BEGIN Material

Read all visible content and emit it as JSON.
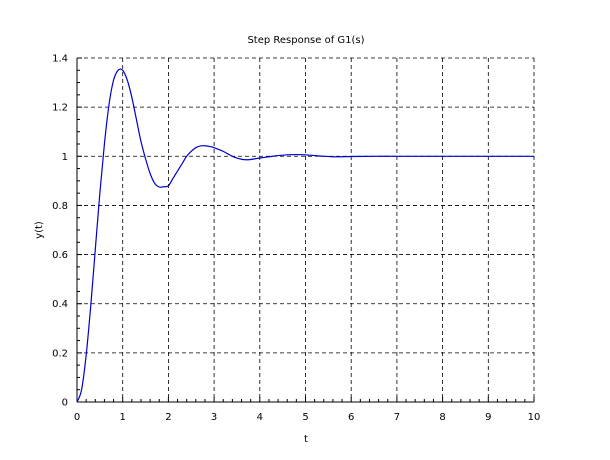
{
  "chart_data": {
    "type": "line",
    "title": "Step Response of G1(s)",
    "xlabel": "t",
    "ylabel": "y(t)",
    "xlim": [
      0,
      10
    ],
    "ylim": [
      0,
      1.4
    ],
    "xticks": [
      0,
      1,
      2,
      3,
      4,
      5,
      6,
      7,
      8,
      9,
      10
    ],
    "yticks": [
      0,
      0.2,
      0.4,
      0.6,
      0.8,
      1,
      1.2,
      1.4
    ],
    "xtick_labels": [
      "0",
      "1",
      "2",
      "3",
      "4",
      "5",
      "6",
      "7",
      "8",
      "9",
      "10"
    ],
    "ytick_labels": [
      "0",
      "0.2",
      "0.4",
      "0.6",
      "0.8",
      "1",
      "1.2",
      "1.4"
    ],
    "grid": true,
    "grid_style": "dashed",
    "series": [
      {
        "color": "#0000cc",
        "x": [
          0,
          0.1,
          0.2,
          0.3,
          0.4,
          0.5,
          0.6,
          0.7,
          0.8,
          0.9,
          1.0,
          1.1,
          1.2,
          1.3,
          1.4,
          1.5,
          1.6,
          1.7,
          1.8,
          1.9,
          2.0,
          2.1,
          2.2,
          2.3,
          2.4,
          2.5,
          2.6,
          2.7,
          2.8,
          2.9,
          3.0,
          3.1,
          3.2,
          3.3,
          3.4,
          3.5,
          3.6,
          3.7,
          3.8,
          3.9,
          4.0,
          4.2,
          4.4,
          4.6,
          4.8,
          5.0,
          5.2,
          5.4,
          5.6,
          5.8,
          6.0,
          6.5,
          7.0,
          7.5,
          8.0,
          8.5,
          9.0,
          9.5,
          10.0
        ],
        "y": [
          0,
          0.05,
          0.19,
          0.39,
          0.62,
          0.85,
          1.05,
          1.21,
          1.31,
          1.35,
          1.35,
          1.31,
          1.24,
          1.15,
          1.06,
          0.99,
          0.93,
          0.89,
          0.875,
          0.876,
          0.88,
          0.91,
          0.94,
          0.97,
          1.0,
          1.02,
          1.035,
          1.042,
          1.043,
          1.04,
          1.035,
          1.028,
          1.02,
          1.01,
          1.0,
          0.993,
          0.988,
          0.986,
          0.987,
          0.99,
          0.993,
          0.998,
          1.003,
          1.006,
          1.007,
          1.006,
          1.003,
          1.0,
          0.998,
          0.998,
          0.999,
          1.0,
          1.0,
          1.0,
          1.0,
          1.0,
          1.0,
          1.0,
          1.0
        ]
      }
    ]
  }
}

END Material
BEGIN Material

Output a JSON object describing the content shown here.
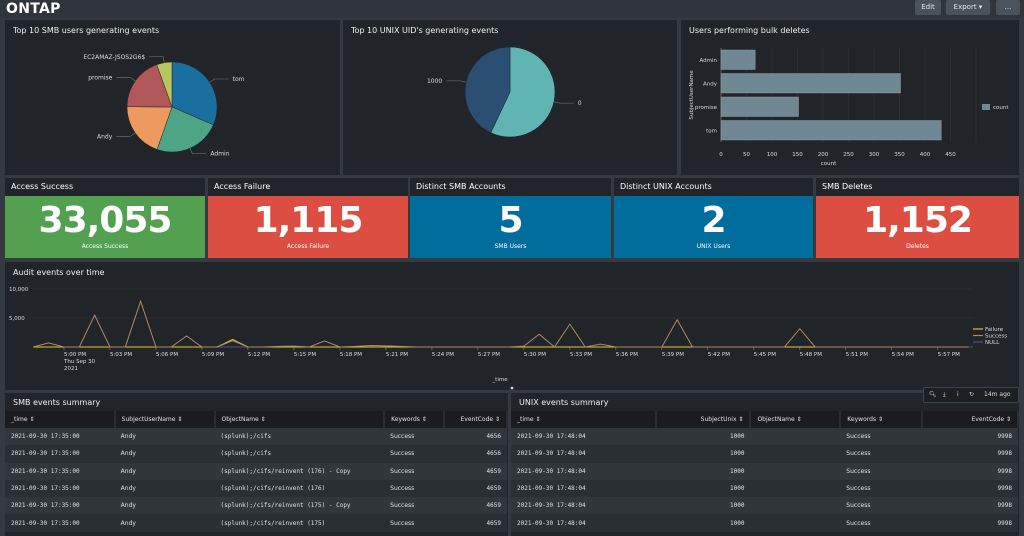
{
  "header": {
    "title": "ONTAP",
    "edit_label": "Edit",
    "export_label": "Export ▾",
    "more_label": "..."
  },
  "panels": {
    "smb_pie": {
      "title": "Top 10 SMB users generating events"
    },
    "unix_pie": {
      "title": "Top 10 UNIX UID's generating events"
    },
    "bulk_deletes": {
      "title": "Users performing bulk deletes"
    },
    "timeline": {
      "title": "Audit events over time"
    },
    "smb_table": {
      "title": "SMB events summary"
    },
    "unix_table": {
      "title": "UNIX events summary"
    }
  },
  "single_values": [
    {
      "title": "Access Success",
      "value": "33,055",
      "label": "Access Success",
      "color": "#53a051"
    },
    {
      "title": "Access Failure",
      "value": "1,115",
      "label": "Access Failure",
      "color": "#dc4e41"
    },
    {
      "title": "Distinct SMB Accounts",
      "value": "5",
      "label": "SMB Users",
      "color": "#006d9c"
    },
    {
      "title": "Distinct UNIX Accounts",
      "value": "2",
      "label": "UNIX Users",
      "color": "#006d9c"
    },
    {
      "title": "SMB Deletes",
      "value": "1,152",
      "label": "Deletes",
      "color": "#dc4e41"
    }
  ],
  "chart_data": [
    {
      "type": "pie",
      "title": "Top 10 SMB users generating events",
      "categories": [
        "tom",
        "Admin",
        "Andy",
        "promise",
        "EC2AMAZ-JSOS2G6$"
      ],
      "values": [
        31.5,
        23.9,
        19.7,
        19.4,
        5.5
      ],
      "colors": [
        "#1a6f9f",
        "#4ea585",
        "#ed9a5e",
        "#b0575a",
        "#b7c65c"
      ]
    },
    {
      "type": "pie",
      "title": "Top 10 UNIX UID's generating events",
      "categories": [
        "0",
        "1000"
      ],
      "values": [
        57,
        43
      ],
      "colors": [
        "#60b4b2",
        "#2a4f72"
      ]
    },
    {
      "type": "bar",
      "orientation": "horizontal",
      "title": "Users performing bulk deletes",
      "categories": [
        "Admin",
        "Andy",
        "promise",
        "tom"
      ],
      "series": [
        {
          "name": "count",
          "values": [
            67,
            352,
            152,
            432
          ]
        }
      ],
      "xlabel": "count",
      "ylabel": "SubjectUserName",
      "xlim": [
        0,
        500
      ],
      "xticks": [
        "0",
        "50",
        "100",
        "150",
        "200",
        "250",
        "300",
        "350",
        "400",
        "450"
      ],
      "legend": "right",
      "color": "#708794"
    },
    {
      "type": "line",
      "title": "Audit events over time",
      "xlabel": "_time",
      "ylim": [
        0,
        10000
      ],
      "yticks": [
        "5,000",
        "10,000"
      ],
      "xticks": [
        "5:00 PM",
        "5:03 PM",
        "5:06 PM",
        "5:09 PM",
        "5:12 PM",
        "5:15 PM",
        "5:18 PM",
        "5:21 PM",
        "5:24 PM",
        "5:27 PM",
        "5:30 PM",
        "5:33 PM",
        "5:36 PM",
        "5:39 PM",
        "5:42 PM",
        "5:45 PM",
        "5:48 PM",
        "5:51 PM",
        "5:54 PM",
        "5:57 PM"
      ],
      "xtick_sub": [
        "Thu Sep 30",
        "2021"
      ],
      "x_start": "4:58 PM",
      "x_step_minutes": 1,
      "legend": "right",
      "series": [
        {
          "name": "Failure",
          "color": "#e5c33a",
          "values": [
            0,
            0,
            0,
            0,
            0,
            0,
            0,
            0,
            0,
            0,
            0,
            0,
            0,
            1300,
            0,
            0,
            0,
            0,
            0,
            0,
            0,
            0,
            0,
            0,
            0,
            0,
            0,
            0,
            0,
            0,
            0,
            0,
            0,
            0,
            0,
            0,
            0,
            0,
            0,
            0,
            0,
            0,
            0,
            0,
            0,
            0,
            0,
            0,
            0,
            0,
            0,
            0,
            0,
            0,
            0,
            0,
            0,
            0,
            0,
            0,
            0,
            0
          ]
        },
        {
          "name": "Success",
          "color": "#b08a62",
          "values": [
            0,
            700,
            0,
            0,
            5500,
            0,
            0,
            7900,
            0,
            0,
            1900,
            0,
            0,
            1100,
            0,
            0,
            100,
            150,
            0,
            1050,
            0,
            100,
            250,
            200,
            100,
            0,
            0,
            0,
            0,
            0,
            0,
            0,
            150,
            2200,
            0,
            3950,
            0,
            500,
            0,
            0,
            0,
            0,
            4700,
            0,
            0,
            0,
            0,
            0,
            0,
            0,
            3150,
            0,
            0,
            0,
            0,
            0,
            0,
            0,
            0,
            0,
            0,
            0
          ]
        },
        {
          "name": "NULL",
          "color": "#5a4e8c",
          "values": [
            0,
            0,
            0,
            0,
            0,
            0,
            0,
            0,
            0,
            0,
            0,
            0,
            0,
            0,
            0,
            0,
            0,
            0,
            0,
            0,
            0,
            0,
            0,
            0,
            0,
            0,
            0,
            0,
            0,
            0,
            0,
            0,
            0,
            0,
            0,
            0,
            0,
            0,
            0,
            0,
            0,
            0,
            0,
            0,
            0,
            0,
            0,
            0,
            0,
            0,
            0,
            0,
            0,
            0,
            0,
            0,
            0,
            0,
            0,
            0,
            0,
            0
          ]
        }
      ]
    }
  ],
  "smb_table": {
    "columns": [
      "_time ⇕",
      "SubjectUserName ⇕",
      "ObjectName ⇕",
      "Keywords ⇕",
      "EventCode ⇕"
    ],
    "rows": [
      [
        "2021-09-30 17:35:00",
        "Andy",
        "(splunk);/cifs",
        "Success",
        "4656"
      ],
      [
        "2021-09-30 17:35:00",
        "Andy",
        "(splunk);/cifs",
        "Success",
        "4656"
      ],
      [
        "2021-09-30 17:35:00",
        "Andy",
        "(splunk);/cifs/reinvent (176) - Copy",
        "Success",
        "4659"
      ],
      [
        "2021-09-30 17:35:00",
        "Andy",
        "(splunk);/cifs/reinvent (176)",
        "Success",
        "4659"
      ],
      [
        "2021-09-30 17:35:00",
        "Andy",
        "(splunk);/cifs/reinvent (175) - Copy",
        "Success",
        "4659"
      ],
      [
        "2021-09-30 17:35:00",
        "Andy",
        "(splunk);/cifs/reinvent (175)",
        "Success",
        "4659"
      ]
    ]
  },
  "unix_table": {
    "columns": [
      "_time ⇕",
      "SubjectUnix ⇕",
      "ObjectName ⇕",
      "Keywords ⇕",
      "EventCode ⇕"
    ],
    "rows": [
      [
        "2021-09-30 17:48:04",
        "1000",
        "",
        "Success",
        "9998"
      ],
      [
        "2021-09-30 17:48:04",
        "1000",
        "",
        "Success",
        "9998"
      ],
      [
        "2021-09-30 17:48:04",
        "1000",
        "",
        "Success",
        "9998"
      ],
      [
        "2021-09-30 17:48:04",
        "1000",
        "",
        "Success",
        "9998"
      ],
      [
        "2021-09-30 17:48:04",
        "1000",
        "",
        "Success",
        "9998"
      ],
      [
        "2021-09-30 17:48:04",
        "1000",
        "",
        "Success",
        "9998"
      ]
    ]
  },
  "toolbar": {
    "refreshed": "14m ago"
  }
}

END Material

Given instruction: Of the lines in the listing above, how many hold the string "cifs"? Reply with the number only.

Answer to the exercise: 6